>> start
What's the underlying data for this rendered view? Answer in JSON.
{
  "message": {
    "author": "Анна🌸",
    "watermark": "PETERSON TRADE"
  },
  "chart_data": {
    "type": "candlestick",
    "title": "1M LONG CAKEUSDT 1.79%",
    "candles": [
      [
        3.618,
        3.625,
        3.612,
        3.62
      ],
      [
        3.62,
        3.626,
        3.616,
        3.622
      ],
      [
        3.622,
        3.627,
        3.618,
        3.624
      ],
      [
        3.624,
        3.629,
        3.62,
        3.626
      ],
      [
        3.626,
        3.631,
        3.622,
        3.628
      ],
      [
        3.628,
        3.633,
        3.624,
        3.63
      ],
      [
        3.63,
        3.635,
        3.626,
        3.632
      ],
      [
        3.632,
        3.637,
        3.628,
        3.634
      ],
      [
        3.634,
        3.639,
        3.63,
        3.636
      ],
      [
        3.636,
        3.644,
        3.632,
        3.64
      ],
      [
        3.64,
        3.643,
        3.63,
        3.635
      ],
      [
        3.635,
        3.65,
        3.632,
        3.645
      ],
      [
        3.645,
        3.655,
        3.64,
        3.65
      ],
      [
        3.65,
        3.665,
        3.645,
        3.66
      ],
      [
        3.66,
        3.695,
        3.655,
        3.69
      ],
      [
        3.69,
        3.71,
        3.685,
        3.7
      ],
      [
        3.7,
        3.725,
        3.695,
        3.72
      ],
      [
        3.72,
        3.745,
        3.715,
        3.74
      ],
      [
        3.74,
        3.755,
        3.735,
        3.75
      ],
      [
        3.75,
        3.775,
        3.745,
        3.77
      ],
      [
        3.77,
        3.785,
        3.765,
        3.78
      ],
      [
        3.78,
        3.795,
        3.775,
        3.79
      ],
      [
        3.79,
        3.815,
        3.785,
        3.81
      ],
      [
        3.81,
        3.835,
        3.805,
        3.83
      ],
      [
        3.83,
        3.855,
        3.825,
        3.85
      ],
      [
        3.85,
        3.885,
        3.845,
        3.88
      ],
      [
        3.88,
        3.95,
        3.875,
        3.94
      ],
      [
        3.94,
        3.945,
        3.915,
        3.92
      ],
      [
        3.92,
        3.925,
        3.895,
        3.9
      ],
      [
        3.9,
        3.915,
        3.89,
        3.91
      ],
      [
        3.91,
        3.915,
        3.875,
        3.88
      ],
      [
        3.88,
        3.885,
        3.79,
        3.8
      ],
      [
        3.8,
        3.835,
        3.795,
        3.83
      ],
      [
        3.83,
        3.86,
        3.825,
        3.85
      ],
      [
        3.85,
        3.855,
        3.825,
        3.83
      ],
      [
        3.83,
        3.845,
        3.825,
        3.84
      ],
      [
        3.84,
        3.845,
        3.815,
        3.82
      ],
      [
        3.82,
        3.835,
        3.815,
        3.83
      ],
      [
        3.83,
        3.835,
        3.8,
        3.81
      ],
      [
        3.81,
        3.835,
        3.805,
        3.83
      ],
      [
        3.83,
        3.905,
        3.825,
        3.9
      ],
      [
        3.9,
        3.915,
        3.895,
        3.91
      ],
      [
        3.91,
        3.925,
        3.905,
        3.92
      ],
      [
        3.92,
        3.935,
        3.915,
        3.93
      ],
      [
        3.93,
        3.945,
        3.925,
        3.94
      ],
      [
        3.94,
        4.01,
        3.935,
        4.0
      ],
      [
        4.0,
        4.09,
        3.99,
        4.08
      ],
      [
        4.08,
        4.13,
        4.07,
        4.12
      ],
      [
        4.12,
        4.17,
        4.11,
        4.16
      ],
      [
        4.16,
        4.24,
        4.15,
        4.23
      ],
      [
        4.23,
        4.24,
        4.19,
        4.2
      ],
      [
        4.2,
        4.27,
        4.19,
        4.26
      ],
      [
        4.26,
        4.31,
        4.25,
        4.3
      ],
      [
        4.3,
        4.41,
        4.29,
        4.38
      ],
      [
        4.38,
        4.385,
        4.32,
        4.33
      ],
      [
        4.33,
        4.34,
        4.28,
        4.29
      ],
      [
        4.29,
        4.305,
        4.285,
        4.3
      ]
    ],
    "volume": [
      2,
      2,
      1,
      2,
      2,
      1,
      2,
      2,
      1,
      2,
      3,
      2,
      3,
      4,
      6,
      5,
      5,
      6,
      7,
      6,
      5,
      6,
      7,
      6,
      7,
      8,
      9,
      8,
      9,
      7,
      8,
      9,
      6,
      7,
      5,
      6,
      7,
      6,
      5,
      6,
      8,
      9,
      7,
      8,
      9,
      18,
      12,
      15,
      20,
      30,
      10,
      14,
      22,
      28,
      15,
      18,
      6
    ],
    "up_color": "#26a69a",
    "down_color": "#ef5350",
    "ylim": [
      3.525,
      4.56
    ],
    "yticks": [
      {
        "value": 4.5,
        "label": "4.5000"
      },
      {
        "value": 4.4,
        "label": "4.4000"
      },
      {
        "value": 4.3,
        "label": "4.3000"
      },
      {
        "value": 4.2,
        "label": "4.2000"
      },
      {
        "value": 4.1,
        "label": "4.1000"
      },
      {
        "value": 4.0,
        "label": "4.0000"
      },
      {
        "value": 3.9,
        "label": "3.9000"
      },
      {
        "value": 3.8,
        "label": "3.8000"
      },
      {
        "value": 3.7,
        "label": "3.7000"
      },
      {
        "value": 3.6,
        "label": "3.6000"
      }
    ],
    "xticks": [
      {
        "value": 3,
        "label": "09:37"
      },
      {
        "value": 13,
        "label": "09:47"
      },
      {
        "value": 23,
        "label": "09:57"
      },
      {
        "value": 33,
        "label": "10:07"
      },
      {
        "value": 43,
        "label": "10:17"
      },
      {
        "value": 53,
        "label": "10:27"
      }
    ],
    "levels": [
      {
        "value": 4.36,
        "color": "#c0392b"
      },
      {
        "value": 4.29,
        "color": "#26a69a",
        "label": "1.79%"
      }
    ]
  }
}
>> end
[Task goal] All the entries above need to be reproduced exactly.

[Result for this exercise]
What's the underlying data for this rendered view? Answer in JSON.
{
  "message": {
    "author": "Анна🌸",
    "watermark": "PETERSON TRADE"
  },
  "chart_data": {
    "type": "candlestick",
    "title": "1M LONG CAKEUSDT 1.79%",
    "candles": [
      [
        3.618,
        3.625,
        3.612,
        3.62
      ],
      [
        3.62,
        3.626,
        3.616,
        3.622
      ],
      [
        3.622,
        3.627,
        3.618,
        3.624
      ],
      [
        3.624,
        3.629,
        3.62,
        3.626
      ],
      [
        3.626,
        3.631,
        3.622,
        3.628
      ],
      [
        3.628,
        3.633,
        3.624,
        3.63
      ],
      [
        3.63,
        3.635,
        3.626,
        3.632
      ],
      [
        3.632,
        3.637,
        3.628,
        3.634
      ],
      [
        3.634,
        3.639,
        3.63,
        3.636
      ],
      [
        3.636,
        3.644,
        3.632,
        3.64
      ],
      [
        3.64,
        3.643,
        3.63,
        3.635
      ],
      [
        3.635,
        3.65,
        3.632,
        3.645
      ],
      [
        3.645,
        3.655,
        3.64,
        3.65
      ],
      [
        3.65,
        3.665,
        3.645,
        3.66
      ],
      [
        3.66,
        3.695,
        3.655,
        3.69
      ],
      [
        3.69,
        3.71,
        3.685,
        3.7
      ],
      [
        3.7,
        3.725,
        3.695,
        3.72
      ],
      [
        3.72,
        3.745,
        3.715,
        3.74
      ],
      [
        3.74,
        3.755,
        3.735,
        3.75
      ],
      [
        3.75,
        3.775,
        3.745,
        3.77
      ],
      [
        3.77,
        3.785,
        3.765,
        3.78
      ],
      [
        3.78,
        3.795,
        3.775,
        3.79
      ],
      [
        3.79,
        3.815,
        3.785,
        3.81
      ],
      [
        3.81,
        3.835,
        3.805,
        3.83
      ],
      [
        3.83,
        3.855,
        3.825,
        3.85
      ],
      [
        3.85,
        3.885,
        3.845,
        3.88
      ],
      [
        3.88,
        3.95,
        3.875,
        3.94
      ],
      [
        3.94,
        3.945,
        3.915,
        3.92
      ],
      [
        3.92,
        3.925,
        3.895,
        3.9
      ],
      [
        3.9,
        3.915,
        3.89,
        3.91
      ],
      [
        3.91,
        3.915,
        3.875,
        3.88
      ],
      [
        3.88,
        3.885,
        3.79,
        3.8
      ],
      [
        3.8,
        3.835,
        3.795,
        3.83
      ],
      [
        3.83,
        3.86,
        3.825,
        3.85
      ],
      [
        3.85,
        3.855,
        3.825,
        3.83
      ],
      [
        3.83,
        3.845,
        3.825,
        3.84
      ],
      [
        3.84,
        3.845,
        3.815,
        3.82
      ],
      [
        3.82,
        3.835,
        3.815,
        3.83
      ],
      [
        3.83,
        3.835,
        3.8,
        3.81
      ],
      [
        3.81,
        3.835,
        3.805,
        3.83
      ],
      [
        3.83,
        3.905,
        3.825,
        3.9
      ],
      [
        3.9,
        3.915,
        3.895,
        3.91
      ],
      [
        3.91,
        3.925,
        3.905,
        3.92
      ],
      [
        3.92,
        3.935,
        3.915,
        3.93
      ],
      [
        3.93,
        3.945,
        3.925,
        3.94
      ],
      [
        3.94,
        4.01,
        3.935,
        4.0
      ],
      [
        4.0,
        4.09,
        3.99,
        4.08
      ],
      [
        4.08,
        4.13,
        4.07,
        4.12
      ],
      [
        4.12,
        4.17,
        4.11,
        4.16
      ],
      [
        4.16,
        4.24,
        4.15,
        4.23
      ],
      [
        4.23,
        4.24,
        4.19,
        4.2
      ],
      [
        4.2,
        4.27,
        4.19,
        4.26
      ],
      [
        4.26,
        4.31,
        4.25,
        4.3
      ],
      [
        4.3,
        4.41,
        4.29,
        4.38
      ],
      [
        4.38,
        4.385,
        4.32,
        4.33
      ],
      [
        4.33,
        4.34,
        4.28,
        4.29
      ],
      [
        4.29,
        4.305,
        4.285,
        4.3
      ]
    ],
    "volume": [
      2,
      2,
      1,
      2,
      2,
      1,
      2,
      2,
      1,
      2,
      3,
      2,
      3,
      4,
      6,
      5,
      5,
      6,
      7,
      6,
      5,
      6,
      7,
      6,
      7,
      8,
      9,
      8,
      9,
      7,
      8,
      9,
      6,
      7,
      5,
      6,
      7,
      6,
      5,
      6,
      8,
      9,
      7,
      8,
      9,
      18,
      12,
      15,
      20,
      30,
      10,
      14,
      22,
      28,
      15,
      18,
      6
    ],
    "up_color": "#26a69a",
    "down_color": "#ef5350",
    "ylim": [
      3.525,
      4.56
    ],
    "yticks": [
      {
        "value": 4.5,
        "label": "4.5000"
      },
      {
        "value": 4.4,
        "label": "4.4000"
      },
      {
        "value": 4.3,
        "label": "4.3000"
      },
      {
        "value": 4.2,
        "label": "4.2000"
      },
      {
        "value": 4.1,
        "label": "4.1000"
      },
      {
        "value": 4.0,
        "label": "4.0000"
      },
      {
        "value": 3.9,
        "label": "3.9000"
      },
      {
        "value": 3.8,
        "label": "3.8000"
      },
      {
        "value": 3.7,
        "label": "3.7000"
      },
      {
        "value": 3.6,
        "label": "3.6000"
      }
    ],
    "xticks": [
      {
        "value": 3,
        "label": "09:37"
      },
      {
        "value": 13,
        "label": "09:47"
      },
      {
        "value": 23,
        "label": "09:57"
      },
      {
        "value": 33,
        "label": "10:07"
      },
      {
        "value": 43,
        "label": "10:17"
      },
      {
        "value": 53,
        "label": "10:27"
      }
    ],
    "levels": [
      {
        "value": 4.36,
        "color": "#c0392b"
      },
      {
        "value": 4.29,
        "color": "#26a69a",
        "label": "1.79%"
      }
    ]
  }
}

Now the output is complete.